### Given exercise
Transcribe each record below word for word.

### Material
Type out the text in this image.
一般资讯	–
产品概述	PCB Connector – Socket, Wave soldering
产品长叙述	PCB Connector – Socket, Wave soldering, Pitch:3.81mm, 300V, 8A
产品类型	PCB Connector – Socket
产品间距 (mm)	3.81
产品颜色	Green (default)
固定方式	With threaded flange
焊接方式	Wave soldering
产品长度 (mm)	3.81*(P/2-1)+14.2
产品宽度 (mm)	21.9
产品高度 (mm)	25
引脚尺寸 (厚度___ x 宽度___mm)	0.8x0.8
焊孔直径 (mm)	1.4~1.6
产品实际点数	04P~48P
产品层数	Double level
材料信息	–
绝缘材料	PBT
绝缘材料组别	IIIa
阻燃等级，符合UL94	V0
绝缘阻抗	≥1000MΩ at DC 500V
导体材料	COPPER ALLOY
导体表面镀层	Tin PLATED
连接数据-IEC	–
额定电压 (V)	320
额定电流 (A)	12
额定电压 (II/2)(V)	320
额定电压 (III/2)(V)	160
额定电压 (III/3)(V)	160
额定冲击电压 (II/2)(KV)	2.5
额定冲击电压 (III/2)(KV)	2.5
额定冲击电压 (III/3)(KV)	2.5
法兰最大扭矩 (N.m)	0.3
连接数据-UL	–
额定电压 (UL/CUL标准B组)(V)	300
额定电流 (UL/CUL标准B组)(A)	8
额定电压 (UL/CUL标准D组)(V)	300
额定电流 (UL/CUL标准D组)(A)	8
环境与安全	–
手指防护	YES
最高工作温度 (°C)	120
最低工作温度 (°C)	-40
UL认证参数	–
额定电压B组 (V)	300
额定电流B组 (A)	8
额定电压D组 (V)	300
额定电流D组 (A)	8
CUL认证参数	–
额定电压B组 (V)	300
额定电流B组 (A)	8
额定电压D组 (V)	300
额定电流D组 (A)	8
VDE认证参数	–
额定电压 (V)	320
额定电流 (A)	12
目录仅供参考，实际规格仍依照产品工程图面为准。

### Answer to the exercise
Type out the text in this image.
一般资讯	–
产品概述	PCB Connector – Socket, Wave soldering
产品长叙述	PCB Connector – Socket, Wave soldering, Pitch:3.81mm, 300V, 8A
产品类型	PCB Connector – Socket
产品间距 (mm)	3.81
产品颜色	Green (default)
固定方式	With threaded flange
焊接方式	Wave soldering
产品长度 (mm)	3.81*(P/2-1)+14.2
产品宽度 (mm)	21.9
产品高度 (mm)	25
引脚尺寸 (厚度___ x 宽度___mm)	0.8x0.8
焊孔直径 (mm)	1.4~1.6
产品实际点数	04P~48P
产品层数	Double level
材料信息	–
绝缘材料	PBT
绝缘材料组别	IIIa
阻燃等级，符合UL94	V0
绝缘阻抗	≥1000MΩ at DC 500V
导体材料	COPPER ALLOY
导体表面镀层	Tin PLATED
连接数据-IEC	–
额定电压 (V)	320
额定电流 (A)	12
额定电压 (II/2)(V)	320
额定电压 (III/2)(V)	160
额定电压 (III/3)(V)	160
额定冲击电压 (II/2)(KV)	2.5
额定冲击电压 (III/2)(KV)	2.5
额定冲击电压 (III/3)(KV)	2.5
法兰最大扭矩 (N.m)	0.3
连接数据-UL	–
额定电压 (UL/CUL标准B组)(V)	300
额定电流 (UL/CUL标准B组)(A)	8
额定电压 (UL/CUL标准D组)(V)	300
额定电流 (UL/CUL标准D组)(A)	8
环境与安全	–
手指防护	YES
最高工作温度 (°C)	120
最低工作温度 (°C)	-40
UL认证参数	–
额定电压B组 (V)	300
额定电流B组 (A)	8
额定电压D组 (V)	300
额定电流D组 (A)	8
CUL认证参数	–
额定电压B组 (V)	300
额定电流B组 (A)	8
额定电压D组 (V)	300
额定电流D组 (A)	8
VDE认证参数	–
额定电压 (V)	320
额定电流 (A)	12
目录仅供参考，实际规格仍依照产品工程图面为准。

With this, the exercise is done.